**Available records**
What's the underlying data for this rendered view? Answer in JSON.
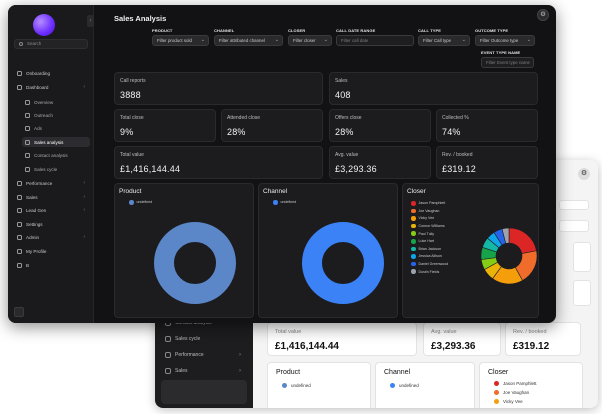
{
  "app": {
    "page_title": "Sales Analysis",
    "search_placeholder": "Search"
  },
  "sidebar": {
    "items": [
      {
        "label": "Onboarding",
        "sub": false,
        "chevron": false
      },
      {
        "label": "Dashboard",
        "sub": false,
        "chevron": true
      },
      {
        "label": "Overview",
        "sub": true
      },
      {
        "label": "Outreach",
        "sub": true
      },
      {
        "label": "Ads",
        "sub": true
      },
      {
        "label": "Sales analysis",
        "sub": true,
        "active": true
      },
      {
        "label": "Contact analysis",
        "sub": true
      },
      {
        "label": "Sales cycle",
        "sub": true
      },
      {
        "label": "Performance",
        "sub": false,
        "chevron": true
      },
      {
        "label": "Sales",
        "sub": false,
        "chevron": true
      },
      {
        "label": "Lead Gen",
        "sub": false,
        "chevron": true
      },
      {
        "label": "Settings",
        "sub": false
      },
      {
        "label": "Admin",
        "sub": false,
        "chevron": true
      },
      {
        "label": "My Profile",
        "sub": false
      },
      {
        "label": "B",
        "sub": false
      }
    ]
  },
  "filters": [
    {
      "label": "PRODUCT",
      "value": "Filter product sold",
      "kind": "select"
    },
    {
      "label": "CHANNEL",
      "value": "Filter attributed channel",
      "kind": "select"
    },
    {
      "label": "CLOSER",
      "value": "Filter closer",
      "kind": "select"
    },
    {
      "label": "CALL DATE RANGE",
      "value": "Filter call date",
      "kind": "input"
    },
    {
      "label": "CALL TYPE",
      "value": "Filter Call type",
      "kind": "select"
    },
    {
      "label": "OUTCOME TYPE",
      "value": "Filter Outcome type",
      "kind": "select"
    },
    {
      "label": "EVENT TYPE NAME",
      "value": "Filter Event type name",
      "kind": "input"
    }
  ],
  "stats": {
    "call_reports": {
      "label": "Call reports",
      "value": "3888"
    },
    "sales": {
      "label": "Sales",
      "value": "408"
    },
    "total_close": {
      "label": "Total close",
      "value": "9%"
    },
    "attended_close": {
      "label": "Attended close",
      "value": "28%"
    },
    "offers_close": {
      "label": "Offers close",
      "value": "28%"
    },
    "collected": {
      "label": "Collected %",
      "value": "74%"
    },
    "total_value": {
      "label": "Total value",
      "value": "£1,416,144.44"
    },
    "avg_value": {
      "label": "Avg. value",
      "value": "£3,293.36"
    },
    "rev_booked": {
      "label": "Rev. / booked",
      "value": "£319.12"
    }
  },
  "charts": {
    "product": {
      "title": "Product",
      "legend": "undefined",
      "color": "#5b86c7"
    },
    "channel": {
      "title": "Channel",
      "legend": "undefined",
      "color": "#3b82f6"
    },
    "closer": {
      "title": "Closer",
      "people": [
        {
          "name": "Jason Pamphlett",
          "color": "#dc2626"
        },
        {
          "name": "Joe Vaughan",
          "color": "#ef6c2a"
        },
        {
          "name": "Vicky Vee",
          "color": "#f59e0b"
        },
        {
          "name": "Connor Williams",
          "color": "#eab308"
        },
        {
          "name": "Paul Tully",
          "color": "#84cc16"
        },
        {
          "name": "Luke Hart",
          "color": "#16a34a"
        },
        {
          "name": "Brian Jackson",
          "color": "#14b8a6"
        },
        {
          "name": "Jessica Allison",
          "color": "#0ea5e9"
        },
        {
          "name": "Daniel Greenwood",
          "color": "#2563eb"
        },
        {
          "name": "Dustin Fields",
          "color": "#9ca3af"
        }
      ],
      "shares": [
        0.22,
        0.2,
        0.18,
        0.07,
        0.06,
        0.07,
        0.06,
        0.05,
        0.05,
        0.04
      ]
    }
  },
  "back_window": {
    "nav": [
      "Contact analysis",
      "Sales cycle",
      "Performance",
      "Sales"
    ],
    "stats": [
      {
        "label": "Total value",
        "value": "£1,416,144.44"
      },
      {
        "label": "Avg. value",
        "value": "£3,293.36"
      },
      {
        "label": "Rev. / booked",
        "value": "£319.12"
      }
    ],
    "charts": {
      "product": {
        "title": "Product",
        "legend": "undefined"
      },
      "channel": {
        "title": "Channel",
        "legend": "undefined"
      },
      "closer": {
        "title": "Closer",
        "people": [
          "Jason Pamphlett",
          "Joe Vaughan",
          "Vicky Vee"
        ]
      }
    }
  }
}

**What you have to do**
Pictures in the records above are left out; print everything else exactly as written.

**Solution below**
What's the underlying data for this rendered view? Answer in JSON.
{
  "app": {
    "page_title": "Sales Analysis",
    "search_placeholder": "Search"
  },
  "sidebar": {
    "items": [
      {
        "label": "Onboarding",
        "sub": false,
        "chevron": false
      },
      {
        "label": "Dashboard",
        "sub": false,
        "chevron": true
      },
      {
        "label": "Overview",
        "sub": true
      },
      {
        "label": "Outreach",
        "sub": true
      },
      {
        "label": "Ads",
        "sub": true
      },
      {
        "label": "Sales analysis",
        "sub": true,
        "active": true
      },
      {
        "label": "Contact analysis",
        "sub": true
      },
      {
        "label": "Sales cycle",
        "sub": true
      },
      {
        "label": "Performance",
        "sub": false,
        "chevron": true
      },
      {
        "label": "Sales",
        "sub": false,
        "chevron": true
      },
      {
        "label": "Lead Gen",
        "sub": false,
        "chevron": true
      },
      {
        "label": "Settings",
        "sub": false
      },
      {
        "label": "Admin",
        "sub": false,
        "chevron": true
      },
      {
        "label": "My Profile",
        "sub": false
      },
      {
        "label": "B",
        "sub": false
      }
    ]
  },
  "filters": [
    {
      "label": "PRODUCT",
      "value": "Filter product sold",
      "kind": "select"
    },
    {
      "label": "CHANNEL",
      "value": "Filter attributed channel",
      "kind": "select"
    },
    {
      "label": "CLOSER",
      "value": "Filter closer",
      "kind": "select"
    },
    {
      "label": "CALL DATE RANGE",
      "value": "Filter call date",
      "kind": "input"
    },
    {
      "label": "CALL TYPE",
      "value": "Filter Call type",
      "kind": "select"
    },
    {
      "label": "OUTCOME TYPE",
      "value": "Filter Outcome type",
      "kind": "select"
    },
    {
      "label": "EVENT TYPE NAME",
      "value": "Filter Event type name",
      "kind": "input"
    }
  ],
  "stats": {
    "call_reports": {
      "label": "Call reports",
      "value": "3888"
    },
    "sales": {
      "label": "Sales",
      "value": "408"
    },
    "total_close": {
      "label": "Total close",
      "value": "9%"
    },
    "attended_close": {
      "label": "Attended close",
      "value": "28%"
    },
    "offers_close": {
      "label": "Offers close",
      "value": "28%"
    },
    "collected": {
      "label": "Collected %",
      "value": "74%"
    },
    "total_value": {
      "label": "Total value",
      "value": "£1,416,144.44"
    },
    "avg_value": {
      "label": "Avg. value",
      "value": "£3,293.36"
    },
    "rev_booked": {
      "label": "Rev. / booked",
      "value": "£319.12"
    }
  },
  "charts": {
    "product": {
      "title": "Product",
      "legend": "undefined",
      "color": "#5b86c7"
    },
    "channel": {
      "title": "Channel",
      "legend": "undefined",
      "color": "#3b82f6"
    },
    "closer": {
      "title": "Closer",
      "people": [
        {
          "name": "Jason Pamphlett",
          "color": "#dc2626"
        },
        {
          "name": "Joe Vaughan",
          "color": "#ef6c2a"
        },
        {
          "name": "Vicky Vee",
          "color": "#f59e0b"
        },
        {
          "name": "Connor Williams",
          "color": "#eab308"
        },
        {
          "name": "Paul Tully",
          "color": "#84cc16"
        },
        {
          "name": "Luke Hart",
          "color": "#16a34a"
        },
        {
          "name": "Brian Jackson",
          "color": "#14b8a6"
        },
        {
          "name": "Jessica Allison",
          "color": "#0ea5e9"
        },
        {
          "name": "Daniel Greenwood",
          "color": "#2563eb"
        },
        {
          "name": "Dustin Fields",
          "color": "#9ca3af"
        }
      ],
      "shares": [
        0.22,
        0.2,
        0.18,
        0.07,
        0.06,
        0.07,
        0.06,
        0.05,
        0.05,
        0.04
      ]
    }
  },
  "back_window": {
    "nav": [
      "Contact analysis",
      "Sales cycle",
      "Performance",
      "Sales"
    ],
    "stats": [
      {
        "label": "Total value",
        "value": "£1,416,144.44"
      },
      {
        "label": "Avg. value",
        "value": "£3,293.36"
      },
      {
        "label": "Rev. / booked",
        "value": "£319.12"
      }
    ],
    "charts": {
      "product": {
        "title": "Product",
        "legend": "undefined"
      },
      "channel": {
        "title": "Channel",
        "legend": "undefined"
      },
      "closer": {
        "title": "Closer",
        "people": [
          "Jason Pamphlett",
          "Joe Vaughan",
          "Vicky Vee"
        ]
      }
    }
  }
}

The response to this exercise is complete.